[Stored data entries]

------------------------

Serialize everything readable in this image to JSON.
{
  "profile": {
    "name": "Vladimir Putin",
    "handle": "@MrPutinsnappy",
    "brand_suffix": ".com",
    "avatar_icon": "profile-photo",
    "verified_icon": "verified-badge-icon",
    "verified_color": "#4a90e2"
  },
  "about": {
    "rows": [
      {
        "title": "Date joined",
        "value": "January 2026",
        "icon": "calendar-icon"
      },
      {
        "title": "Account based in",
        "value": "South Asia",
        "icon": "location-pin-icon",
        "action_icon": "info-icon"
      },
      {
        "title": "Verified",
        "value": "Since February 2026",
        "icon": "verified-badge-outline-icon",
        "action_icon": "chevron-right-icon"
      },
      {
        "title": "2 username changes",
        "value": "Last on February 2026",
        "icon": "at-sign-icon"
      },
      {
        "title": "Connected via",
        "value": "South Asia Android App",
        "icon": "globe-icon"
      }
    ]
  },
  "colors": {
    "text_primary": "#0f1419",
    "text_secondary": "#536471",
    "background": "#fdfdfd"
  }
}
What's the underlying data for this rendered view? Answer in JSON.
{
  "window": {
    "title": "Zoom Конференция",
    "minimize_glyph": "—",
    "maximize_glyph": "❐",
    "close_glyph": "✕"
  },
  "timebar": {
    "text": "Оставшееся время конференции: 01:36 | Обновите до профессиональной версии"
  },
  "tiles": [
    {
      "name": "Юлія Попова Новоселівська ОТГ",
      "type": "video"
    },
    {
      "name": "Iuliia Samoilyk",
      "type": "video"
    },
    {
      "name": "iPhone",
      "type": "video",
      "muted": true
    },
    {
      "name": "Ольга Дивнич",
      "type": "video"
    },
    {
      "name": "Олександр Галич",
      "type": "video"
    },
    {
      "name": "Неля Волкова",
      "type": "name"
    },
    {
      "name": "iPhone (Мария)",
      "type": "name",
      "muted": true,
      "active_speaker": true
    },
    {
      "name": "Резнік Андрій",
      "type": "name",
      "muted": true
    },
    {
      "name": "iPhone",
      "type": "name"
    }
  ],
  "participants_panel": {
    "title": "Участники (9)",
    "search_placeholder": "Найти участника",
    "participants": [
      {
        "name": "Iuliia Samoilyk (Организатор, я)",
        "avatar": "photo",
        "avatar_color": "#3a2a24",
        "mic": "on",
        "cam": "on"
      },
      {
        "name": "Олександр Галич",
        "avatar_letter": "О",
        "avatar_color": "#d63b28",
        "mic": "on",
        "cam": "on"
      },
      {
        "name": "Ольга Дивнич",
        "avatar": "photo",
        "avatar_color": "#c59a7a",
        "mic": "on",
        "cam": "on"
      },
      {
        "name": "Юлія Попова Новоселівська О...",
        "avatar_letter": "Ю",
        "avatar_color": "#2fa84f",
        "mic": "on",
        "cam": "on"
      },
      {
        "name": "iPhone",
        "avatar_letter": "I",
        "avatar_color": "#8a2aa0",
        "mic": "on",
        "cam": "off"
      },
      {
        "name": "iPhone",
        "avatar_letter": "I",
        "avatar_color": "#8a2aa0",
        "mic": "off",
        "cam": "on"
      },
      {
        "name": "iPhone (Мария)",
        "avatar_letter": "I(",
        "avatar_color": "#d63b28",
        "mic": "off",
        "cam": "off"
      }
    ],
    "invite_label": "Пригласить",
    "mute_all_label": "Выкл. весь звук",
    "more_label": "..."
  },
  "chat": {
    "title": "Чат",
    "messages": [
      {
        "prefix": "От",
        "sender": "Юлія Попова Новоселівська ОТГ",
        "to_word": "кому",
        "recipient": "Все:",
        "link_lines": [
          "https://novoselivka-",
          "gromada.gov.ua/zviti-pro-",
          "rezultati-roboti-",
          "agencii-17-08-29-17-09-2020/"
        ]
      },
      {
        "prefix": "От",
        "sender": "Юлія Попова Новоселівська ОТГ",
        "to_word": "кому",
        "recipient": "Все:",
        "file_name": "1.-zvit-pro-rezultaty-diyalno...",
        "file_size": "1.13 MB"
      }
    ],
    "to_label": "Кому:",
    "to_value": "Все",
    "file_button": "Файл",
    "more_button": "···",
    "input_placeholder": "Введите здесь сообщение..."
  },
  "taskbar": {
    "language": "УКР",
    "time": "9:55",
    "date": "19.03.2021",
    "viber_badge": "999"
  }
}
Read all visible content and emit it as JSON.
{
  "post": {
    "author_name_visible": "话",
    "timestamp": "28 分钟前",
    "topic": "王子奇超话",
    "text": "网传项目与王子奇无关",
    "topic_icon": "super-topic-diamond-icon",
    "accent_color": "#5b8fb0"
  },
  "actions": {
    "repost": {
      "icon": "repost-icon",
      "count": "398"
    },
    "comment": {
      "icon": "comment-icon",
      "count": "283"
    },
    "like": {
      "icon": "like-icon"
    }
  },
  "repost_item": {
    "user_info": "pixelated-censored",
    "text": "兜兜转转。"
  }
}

------------------------

→ **Exercise requirements**
Nothing in the data may differ; print all of it exactly as written.

→ **Result for this exercise**
Serialize everything readable in this image to JSON.
{
  "profile": {
    "name": "Vladimir Putin",
    "handle": "@MrPutinsnappy",
    "brand_suffix": ".com",
    "avatar_icon": "profile-photo",
    "verified_icon": "verified-badge-icon",
    "verified_color": "#4a90e2"
  },
  "about": {
    "rows": [
      {
        "title": "Date joined",
        "value": "January 2026",
        "icon": "calendar-icon"
      },
      {
        "title": "Account based in",
        "value": "South Asia",
        "icon": "location-pin-icon",
        "action_icon": "info-icon"
      },
      {
        "title": "Verified",
        "value": "Since February 2026",
        "icon": "verified-badge-outline-icon",
        "action_icon": "chevron-right-icon"
      },
      {
        "title": "2 username changes",
        "value": "Last on February 2026",
        "icon": "at-sign-icon"
      },
      {
        "title": "Connected via",
        "value": "South Asia Android App",
        "icon": "globe-icon"
      }
    ]
  },
  "colors": {
    "text_primary": "#0f1419",
    "text_secondary": "#536471",
    "background": "#fdfdfd"
  }
}
What's the underlying data for this rendered view? Answer in JSON.
{
  "window": {
    "title": "Zoom Конференция",
    "minimize_glyph": "—",
    "maximize_glyph": "❐",
    "close_glyph": "✕"
  },
  "timebar": {
    "text": "Оставшееся время конференции: 01:36 | Обновите до профессиональной версии"
  },
  "tiles": [
    {
      "name": "Юлія Попова Новоселівська ОТГ",
      "type": "video"
    },
    {
      "name": "Iuliia Samoilyk",
      "type": "video"
    },
    {
      "name": "iPhone",
      "type": "video",
      "muted": true
    },
    {
      "name": "Ольга Дивнич",
      "type": "video"
    },
    {
      "name": "Олександр Галич",
      "type": "video"
    },
    {
      "name": "Неля Волкова",
      "type": "name"
    },
    {
      "name": "iPhone (Мария)",
      "type": "name",
      "muted": true,
      "active_speaker": true
    },
    {
      "name": "Резнік Андрій",
      "type": "name",
      "muted": true
    },
    {
      "name": "iPhone",
      "type": "name"
    }
  ],
  "participants_panel": {
    "title": "Участники (9)",
    "search_placeholder": "Найти участника",
    "participants": [
      {
        "name": "Iuliia Samoilyk (Организатор, я)",
        "avatar": "photo",
        "avatar_color": "#3a2a24",
        "mic": "on",
        "cam": "on"
      },
      {
        "name": "Олександр Галич",
        "avatar_letter": "О",
        "avatar_color": "#d63b28",
        "mic": "on",
        "cam": "on"
      },
      {
        "name": "Ольга Дивнич",
        "avatar": "photo",
        "avatar_color": "#c59a7a",
        "mic": "on",
        "cam": "on"
      },
      {
        "name": "Юлія Попова Новоселівська О...",
        "avatar_letter": "Ю",
        "avatar_color": "#2fa84f",
        "mic": "on",
        "cam": "on"
      },
      {
        "name": "iPhone",
        "avatar_letter": "I",
        "avatar_color": "#8a2aa0",
        "mic": "on",
        "cam": "off"
      },
      {
        "name": "iPhone",
        "avatar_letter": "I",
        "avatar_color": "#8a2aa0",
        "mic": "off",
        "cam": "on"
      },
      {
        "name": "iPhone (Мария)",
        "avatar_letter": "I(",
        "avatar_color": "#d63b28",
        "mic": "off",
        "cam": "off"
      }
    ],
    "invite_label": "Пригласить",
    "mute_all_label": "Выкл. весь звук",
    "more_label": "..."
  },
  "chat": {
    "title": "Чат",
    "messages": [
      {
        "prefix": "От",
        "sender": "Юлія Попова Новоселівська ОТГ",
        "to_word": "кому",
        "recipient": "Все:",
        "link_lines": [
          "https://novoselivka-",
          "gromada.gov.ua/zviti-pro-",
          "rezultati-roboti-",
          "agencii-17-08-29-17-09-2020/"
        ]
      },
      {
        "prefix": "От",
        "sender": "Юлія Попова Новоселівська ОТГ",
        "to_word": "кому",
        "recipient": "Все:",
        "file_name": "1.-zvit-pro-rezultaty-diyalno...",
        "file_size": "1.13 MB"
      }
    ],
    "to_label": "Кому:",
    "to_value": "Все",
    "file_button": "Файл",
    "more_button": "···",
    "input_placeholder": "Введите здесь сообщение..."
  },
  "taskbar": {
    "language": "УКР",
    "time": "9:55",
    "date": "19.03.2021",
    "viber_badge": "999"
  }
}
Read all visible content and emit it as JSON.
{
  "post": {
    "author_name_visible": "话",
    "timestamp": "28 分钟前",
    "topic": "王子奇超话",
    "text": "网传项目与王子奇无关",
    "topic_icon": "super-topic-diamond-icon",
    "accent_color": "#5b8fb0"
  },
  "actions": {
    "repost": {
      "icon": "repost-icon",
      "count": "398"
    },
    "comment": {
      "icon": "comment-icon",
      "count": "283"
    },
    "like": {
      "icon": "like-icon"
    }
  },
  "repost_item": {
    "user_info": "pixelated-censored",
    "text": "兜兜转转。"
  }
}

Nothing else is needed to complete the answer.